------ SOURCE DATA

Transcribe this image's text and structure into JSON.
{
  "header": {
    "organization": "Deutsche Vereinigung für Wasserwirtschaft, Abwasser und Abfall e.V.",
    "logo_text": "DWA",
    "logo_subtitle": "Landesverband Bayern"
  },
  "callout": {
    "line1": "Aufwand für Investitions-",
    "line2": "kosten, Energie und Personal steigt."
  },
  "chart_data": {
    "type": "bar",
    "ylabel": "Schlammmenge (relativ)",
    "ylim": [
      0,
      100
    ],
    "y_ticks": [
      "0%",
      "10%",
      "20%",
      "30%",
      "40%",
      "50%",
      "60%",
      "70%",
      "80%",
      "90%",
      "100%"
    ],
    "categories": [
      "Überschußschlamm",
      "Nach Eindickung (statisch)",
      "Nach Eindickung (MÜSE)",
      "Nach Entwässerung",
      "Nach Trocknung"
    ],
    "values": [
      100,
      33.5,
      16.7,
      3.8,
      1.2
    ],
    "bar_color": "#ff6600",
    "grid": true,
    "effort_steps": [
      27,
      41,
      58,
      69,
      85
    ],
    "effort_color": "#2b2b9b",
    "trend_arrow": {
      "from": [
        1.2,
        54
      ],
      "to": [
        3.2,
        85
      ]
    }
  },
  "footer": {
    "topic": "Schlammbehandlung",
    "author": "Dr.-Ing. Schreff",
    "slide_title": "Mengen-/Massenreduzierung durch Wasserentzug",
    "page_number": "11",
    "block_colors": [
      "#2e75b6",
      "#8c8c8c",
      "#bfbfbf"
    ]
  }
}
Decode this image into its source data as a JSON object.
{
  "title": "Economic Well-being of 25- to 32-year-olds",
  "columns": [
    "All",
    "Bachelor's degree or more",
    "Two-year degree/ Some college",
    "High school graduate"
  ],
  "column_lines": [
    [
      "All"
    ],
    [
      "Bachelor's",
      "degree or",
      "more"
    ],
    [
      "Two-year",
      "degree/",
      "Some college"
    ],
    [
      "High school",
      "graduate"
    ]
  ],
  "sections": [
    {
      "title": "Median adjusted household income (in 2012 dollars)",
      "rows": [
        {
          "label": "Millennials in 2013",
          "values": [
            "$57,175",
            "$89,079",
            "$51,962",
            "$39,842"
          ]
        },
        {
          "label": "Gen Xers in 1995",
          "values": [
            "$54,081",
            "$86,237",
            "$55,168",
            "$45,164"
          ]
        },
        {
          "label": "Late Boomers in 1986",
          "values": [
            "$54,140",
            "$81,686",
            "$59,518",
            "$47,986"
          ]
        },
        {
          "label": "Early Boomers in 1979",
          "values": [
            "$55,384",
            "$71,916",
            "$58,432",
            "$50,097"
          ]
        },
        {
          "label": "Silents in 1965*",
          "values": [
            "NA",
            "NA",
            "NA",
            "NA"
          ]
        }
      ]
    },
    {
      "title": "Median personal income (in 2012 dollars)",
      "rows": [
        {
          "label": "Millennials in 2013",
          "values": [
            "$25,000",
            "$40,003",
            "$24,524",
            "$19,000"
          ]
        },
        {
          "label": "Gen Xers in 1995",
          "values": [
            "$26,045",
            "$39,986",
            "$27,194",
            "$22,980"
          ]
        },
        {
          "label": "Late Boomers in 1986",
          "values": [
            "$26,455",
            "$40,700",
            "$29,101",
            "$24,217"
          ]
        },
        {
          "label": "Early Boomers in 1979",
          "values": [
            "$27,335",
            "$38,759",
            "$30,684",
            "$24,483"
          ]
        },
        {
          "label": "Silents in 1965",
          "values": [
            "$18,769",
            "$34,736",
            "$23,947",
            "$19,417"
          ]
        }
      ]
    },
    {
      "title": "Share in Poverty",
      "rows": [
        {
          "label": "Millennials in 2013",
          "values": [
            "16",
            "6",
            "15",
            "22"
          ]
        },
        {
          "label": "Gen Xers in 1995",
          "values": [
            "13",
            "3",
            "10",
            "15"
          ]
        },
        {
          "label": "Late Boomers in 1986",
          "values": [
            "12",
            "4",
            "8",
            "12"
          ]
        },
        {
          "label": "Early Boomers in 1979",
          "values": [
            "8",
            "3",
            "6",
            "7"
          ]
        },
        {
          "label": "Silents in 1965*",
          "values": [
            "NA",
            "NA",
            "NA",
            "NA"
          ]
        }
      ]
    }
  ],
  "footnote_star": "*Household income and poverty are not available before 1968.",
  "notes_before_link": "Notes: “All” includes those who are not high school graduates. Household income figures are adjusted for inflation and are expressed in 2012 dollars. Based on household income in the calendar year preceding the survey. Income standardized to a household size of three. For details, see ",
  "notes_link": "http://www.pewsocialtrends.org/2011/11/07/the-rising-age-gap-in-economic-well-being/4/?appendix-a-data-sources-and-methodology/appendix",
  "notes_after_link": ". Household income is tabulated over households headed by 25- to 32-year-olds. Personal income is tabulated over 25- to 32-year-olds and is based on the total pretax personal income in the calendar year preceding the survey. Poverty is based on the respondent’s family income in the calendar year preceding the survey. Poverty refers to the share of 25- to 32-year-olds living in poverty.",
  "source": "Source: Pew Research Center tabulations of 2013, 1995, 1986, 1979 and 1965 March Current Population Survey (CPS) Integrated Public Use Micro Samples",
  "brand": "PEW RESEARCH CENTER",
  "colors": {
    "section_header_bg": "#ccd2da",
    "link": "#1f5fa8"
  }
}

------------

OBJECTIVE:
Using the listing, collect all lines in which the string "Bachelor" is found.

SOLUTION FOR THIS PROBLEM:
    "Bachelor's degree or more",
      "Bachelor's",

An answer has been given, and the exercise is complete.